▶ [What is being asked] Write out the material exactly. Do not include the pictures.

▶ [Dataset content]
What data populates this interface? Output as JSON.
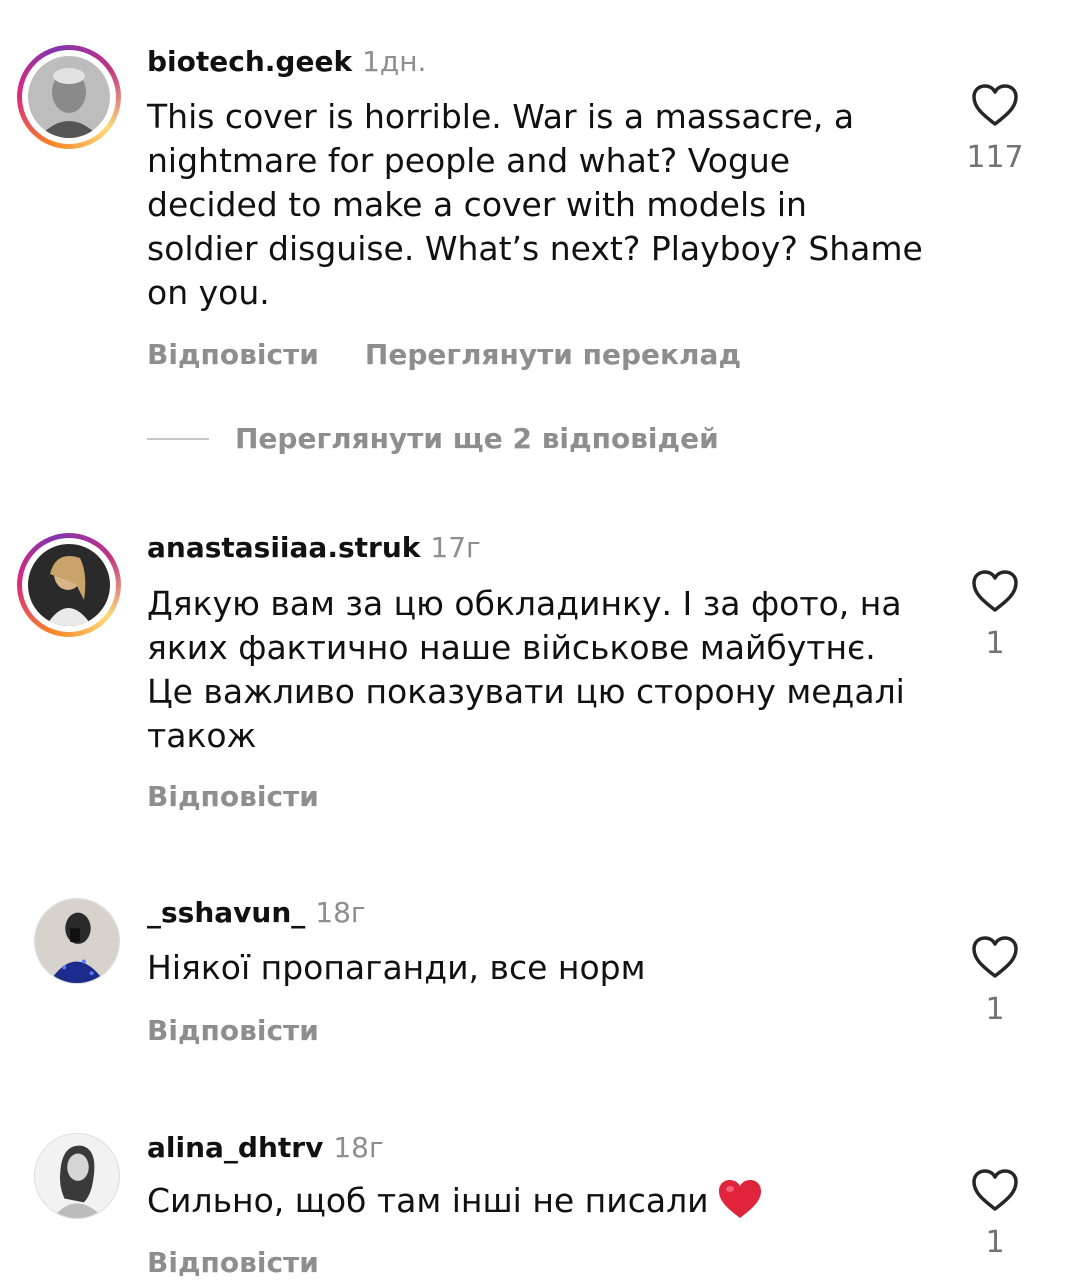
{
  "comments": [
    {
      "username": "biotech.geek",
      "time": "1дн.",
      "text": "This cover is horrible. War is a massacre, a nightmare for people and what? Vogue decided to make a cover with models in soldier disguise. What’s next? Playboy? Shame on you.",
      "reply_label": "Відповісти",
      "translate_label": "Переглянути переклад",
      "likes": "117",
      "more_replies": "Переглянути ще 2 відповідей",
      "has_story_ring": true
    },
    {
      "username": "anastasiiaa.struk",
      "time": "17г",
      "text": "Дякую вам за цю обкладинку. І за фото, на яких фактично наше військове майбутнє. Це важливо показувати цю сторону медалі також",
      "reply_label": "Відповісти",
      "likes": "1",
      "has_story_ring": true
    },
    {
      "username": "_sshavun_",
      "time": "18г",
      "text": "Ніякої пропаганди, все норм",
      "reply_label": "Відповісти",
      "likes": "1",
      "has_story_ring": false
    },
    {
      "username": "alina_dhtrv",
      "time": "18г",
      "text": "Сильно, щоб там інші не писали",
      "text_emoji": "red-heart",
      "reply_label": "Відповісти",
      "likes": "1",
      "has_story_ring": false
    }
  ],
  "colors": {
    "secondary_text": "#8e8e8e",
    "heart_outline": "#262626",
    "emoji_heart": "#e0243b"
  },
  "icons": {
    "like": "heart-outline-icon",
    "emoji": "red-heart-emoji"
  }
}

▶ [Written response]
What data populates this interface? Output as JSON.
{
  "comments": [
    {
      "username": "biotech.geek",
      "time": "1дн.",
      "text": "This cover is horrible. War is a massacre, a nightmare for people and what? Vogue decided to make a cover with models in soldier disguise. What’s next? Playboy? Shame on you.",
      "reply_label": "Відповісти",
      "translate_label": "Переглянути переклад",
      "likes": "117",
      "more_replies": "Переглянути ще 2 відповідей",
      "has_story_ring": true
    },
    {
      "username": "anastasiiaa.struk",
      "time": "17г",
      "text": "Дякую вам за цю обкладинку. І за фото, на яких фактично наше військове майбутнє. Це важливо показувати цю сторону медалі також",
      "reply_label": "Відповісти",
      "likes": "1",
      "has_story_ring": true
    },
    {
      "username": "_sshavun_",
      "time": "18г",
      "text": "Ніякої пропаганди, все норм",
      "reply_label": "Відповісти",
      "likes": "1",
      "has_story_ring": false
    },
    {
      "username": "alina_dhtrv",
      "time": "18г",
      "text": "Сильно, щоб там інші не писали",
      "text_emoji": "red-heart",
      "reply_label": "Відповісти",
      "likes": "1",
      "has_story_ring": false
    }
  ],
  "colors": {
    "secondary_text": "#8e8e8e",
    "heart_outline": "#262626",
    "emoji_heart": "#e0243b"
  },
  "icons": {
    "like": "heart-outline-icon",
    "emoji": "red-heart-emoji"
  }
}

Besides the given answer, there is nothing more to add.